Go through the entries and count the lines with the string "text" in them. Give only that number.

**Input material**

######

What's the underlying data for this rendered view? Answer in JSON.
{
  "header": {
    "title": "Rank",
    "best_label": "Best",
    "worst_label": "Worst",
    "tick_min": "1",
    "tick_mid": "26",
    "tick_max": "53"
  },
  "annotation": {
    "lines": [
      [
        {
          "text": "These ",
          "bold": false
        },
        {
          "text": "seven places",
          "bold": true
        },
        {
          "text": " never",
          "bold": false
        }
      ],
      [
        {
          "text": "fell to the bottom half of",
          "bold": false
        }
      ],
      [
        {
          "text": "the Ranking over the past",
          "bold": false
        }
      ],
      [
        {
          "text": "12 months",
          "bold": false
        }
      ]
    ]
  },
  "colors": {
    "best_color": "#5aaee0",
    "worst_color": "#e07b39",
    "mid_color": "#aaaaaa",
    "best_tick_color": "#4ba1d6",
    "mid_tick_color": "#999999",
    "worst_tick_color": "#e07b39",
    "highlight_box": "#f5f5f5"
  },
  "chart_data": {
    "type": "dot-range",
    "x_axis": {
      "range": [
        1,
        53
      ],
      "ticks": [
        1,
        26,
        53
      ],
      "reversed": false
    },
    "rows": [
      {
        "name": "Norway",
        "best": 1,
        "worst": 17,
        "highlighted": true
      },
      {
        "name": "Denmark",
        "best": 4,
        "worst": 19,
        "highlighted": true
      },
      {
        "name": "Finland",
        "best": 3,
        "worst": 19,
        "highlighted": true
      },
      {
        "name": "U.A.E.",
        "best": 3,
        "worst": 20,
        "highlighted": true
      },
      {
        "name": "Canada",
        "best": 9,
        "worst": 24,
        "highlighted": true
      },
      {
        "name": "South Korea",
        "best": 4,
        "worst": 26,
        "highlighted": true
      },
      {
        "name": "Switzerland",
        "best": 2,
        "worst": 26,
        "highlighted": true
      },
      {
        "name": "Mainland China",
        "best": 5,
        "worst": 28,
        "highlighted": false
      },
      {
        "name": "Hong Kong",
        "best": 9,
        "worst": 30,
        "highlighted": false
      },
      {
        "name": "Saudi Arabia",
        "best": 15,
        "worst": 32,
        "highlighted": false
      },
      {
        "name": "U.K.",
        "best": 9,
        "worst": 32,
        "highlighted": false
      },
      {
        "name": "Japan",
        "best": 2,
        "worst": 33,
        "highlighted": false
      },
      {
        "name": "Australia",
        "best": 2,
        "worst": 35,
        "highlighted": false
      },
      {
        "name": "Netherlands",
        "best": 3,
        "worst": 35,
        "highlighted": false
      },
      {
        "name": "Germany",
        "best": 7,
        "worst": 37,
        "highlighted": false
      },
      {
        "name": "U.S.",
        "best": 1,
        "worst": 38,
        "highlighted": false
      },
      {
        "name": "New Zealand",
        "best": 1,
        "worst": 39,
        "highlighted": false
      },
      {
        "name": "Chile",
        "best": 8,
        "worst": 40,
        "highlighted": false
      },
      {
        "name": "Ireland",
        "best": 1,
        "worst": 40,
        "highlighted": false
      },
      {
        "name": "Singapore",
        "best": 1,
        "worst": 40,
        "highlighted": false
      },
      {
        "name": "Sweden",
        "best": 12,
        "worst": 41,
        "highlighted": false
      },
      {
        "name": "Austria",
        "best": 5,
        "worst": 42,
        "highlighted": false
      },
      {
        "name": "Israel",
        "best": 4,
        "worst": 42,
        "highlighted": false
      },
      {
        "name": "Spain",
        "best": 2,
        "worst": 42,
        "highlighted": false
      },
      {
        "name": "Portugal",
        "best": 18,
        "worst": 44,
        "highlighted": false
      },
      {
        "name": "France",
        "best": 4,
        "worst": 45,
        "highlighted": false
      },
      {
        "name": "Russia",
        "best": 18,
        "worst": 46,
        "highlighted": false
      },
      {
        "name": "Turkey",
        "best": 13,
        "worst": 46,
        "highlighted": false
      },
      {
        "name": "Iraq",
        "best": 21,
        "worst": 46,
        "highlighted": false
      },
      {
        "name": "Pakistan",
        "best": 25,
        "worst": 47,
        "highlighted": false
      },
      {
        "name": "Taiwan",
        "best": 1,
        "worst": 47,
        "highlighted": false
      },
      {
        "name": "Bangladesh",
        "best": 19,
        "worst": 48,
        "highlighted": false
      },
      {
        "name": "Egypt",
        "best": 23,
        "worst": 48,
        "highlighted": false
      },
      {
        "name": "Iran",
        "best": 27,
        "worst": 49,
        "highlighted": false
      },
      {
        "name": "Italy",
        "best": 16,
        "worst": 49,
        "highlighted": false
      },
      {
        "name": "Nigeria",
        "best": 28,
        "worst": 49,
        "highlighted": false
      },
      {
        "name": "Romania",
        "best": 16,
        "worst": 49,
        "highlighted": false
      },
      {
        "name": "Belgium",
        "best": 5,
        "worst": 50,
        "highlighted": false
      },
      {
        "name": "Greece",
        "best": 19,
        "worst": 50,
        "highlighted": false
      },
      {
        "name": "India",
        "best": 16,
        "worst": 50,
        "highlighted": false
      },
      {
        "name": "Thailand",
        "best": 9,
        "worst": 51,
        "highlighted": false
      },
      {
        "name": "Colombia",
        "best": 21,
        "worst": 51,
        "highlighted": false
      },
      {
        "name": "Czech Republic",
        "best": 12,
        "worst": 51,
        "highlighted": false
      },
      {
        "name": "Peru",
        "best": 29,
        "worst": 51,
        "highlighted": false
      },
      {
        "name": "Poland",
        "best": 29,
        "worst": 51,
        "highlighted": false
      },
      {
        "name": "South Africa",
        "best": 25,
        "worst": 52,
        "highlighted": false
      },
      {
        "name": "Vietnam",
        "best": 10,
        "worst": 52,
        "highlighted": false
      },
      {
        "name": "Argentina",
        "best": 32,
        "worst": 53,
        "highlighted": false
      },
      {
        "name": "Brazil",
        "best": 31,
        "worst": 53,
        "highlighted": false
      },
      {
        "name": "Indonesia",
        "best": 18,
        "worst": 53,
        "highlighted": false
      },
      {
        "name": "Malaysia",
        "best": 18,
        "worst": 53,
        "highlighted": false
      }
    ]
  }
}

######

**Completed exercise**
6